• **Aim**
Find the string "title" in the data, then copy every line where it is found.

>> BEGIN Data shown

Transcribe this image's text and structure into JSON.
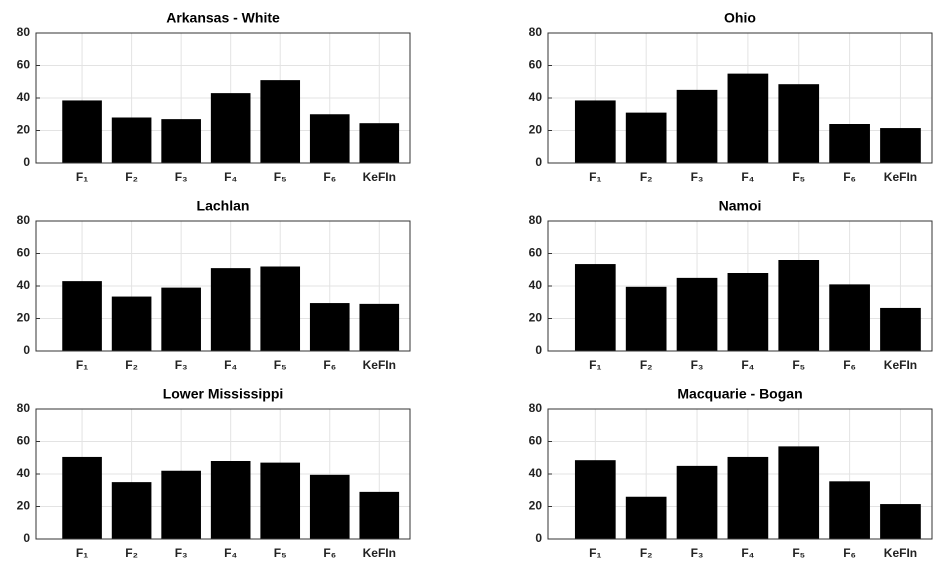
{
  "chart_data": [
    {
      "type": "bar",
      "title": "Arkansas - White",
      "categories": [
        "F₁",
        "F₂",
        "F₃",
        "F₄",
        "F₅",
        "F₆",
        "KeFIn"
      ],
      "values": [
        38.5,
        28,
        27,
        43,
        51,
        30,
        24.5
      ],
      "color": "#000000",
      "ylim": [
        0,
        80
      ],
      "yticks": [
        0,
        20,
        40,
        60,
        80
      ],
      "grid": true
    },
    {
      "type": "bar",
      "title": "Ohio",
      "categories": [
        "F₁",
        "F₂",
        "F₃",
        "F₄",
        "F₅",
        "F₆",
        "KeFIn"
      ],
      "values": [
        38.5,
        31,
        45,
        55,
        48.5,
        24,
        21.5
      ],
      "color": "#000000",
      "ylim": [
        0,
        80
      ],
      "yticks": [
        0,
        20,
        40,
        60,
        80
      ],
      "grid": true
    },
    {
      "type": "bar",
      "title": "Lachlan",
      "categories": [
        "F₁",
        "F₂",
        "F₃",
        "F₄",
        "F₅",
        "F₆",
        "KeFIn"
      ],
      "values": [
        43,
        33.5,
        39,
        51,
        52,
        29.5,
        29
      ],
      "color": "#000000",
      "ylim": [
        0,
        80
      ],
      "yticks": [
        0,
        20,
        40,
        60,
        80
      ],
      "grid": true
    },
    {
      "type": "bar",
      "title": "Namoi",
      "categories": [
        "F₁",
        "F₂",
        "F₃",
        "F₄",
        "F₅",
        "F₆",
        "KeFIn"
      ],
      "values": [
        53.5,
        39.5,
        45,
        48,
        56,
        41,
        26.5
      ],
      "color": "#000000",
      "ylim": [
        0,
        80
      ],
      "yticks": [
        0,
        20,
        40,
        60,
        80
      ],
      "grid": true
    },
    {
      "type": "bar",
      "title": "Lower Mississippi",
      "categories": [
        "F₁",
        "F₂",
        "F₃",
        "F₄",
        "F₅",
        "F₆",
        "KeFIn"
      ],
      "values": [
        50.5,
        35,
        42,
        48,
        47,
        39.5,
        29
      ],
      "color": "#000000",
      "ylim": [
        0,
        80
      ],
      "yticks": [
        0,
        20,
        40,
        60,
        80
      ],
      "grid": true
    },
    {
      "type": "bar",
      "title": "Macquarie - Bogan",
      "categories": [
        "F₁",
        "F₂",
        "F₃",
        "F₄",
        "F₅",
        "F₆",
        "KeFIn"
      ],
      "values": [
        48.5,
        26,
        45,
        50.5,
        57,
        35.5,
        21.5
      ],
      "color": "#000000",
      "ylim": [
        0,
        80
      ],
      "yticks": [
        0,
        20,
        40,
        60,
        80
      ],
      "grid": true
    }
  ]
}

>> END Data shown
>> BEGIN Data shown

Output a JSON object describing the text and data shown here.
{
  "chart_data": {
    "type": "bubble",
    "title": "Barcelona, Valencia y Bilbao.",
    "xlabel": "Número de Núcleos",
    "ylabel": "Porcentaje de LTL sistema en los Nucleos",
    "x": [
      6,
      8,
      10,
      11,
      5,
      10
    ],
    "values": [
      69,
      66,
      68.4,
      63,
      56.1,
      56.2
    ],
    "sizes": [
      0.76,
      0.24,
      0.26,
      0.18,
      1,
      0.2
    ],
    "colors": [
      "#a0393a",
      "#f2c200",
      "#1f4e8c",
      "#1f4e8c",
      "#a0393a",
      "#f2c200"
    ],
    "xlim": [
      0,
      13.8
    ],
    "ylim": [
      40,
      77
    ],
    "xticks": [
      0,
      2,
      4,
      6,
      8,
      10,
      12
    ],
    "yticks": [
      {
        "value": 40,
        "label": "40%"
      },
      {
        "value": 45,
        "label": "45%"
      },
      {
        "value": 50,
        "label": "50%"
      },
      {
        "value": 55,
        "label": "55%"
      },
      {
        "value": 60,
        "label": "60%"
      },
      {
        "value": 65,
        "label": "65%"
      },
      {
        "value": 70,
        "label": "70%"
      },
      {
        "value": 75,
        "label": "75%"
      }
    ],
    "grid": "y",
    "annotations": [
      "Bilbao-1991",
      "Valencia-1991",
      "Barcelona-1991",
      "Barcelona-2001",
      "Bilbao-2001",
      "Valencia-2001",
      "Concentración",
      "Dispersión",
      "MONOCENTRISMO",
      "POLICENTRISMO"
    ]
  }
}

>> END Data shown

• **Output of the exercise**
      "title": "Arkansas - White",
      "title": "Ohio",
      "title": "Lachlan",
      "title": "Namoi",
      "title": "Lower Mississippi",
      "title": "Macquarie - Bogan",
    "title": "Barcelona, Valencia y Bilbao.",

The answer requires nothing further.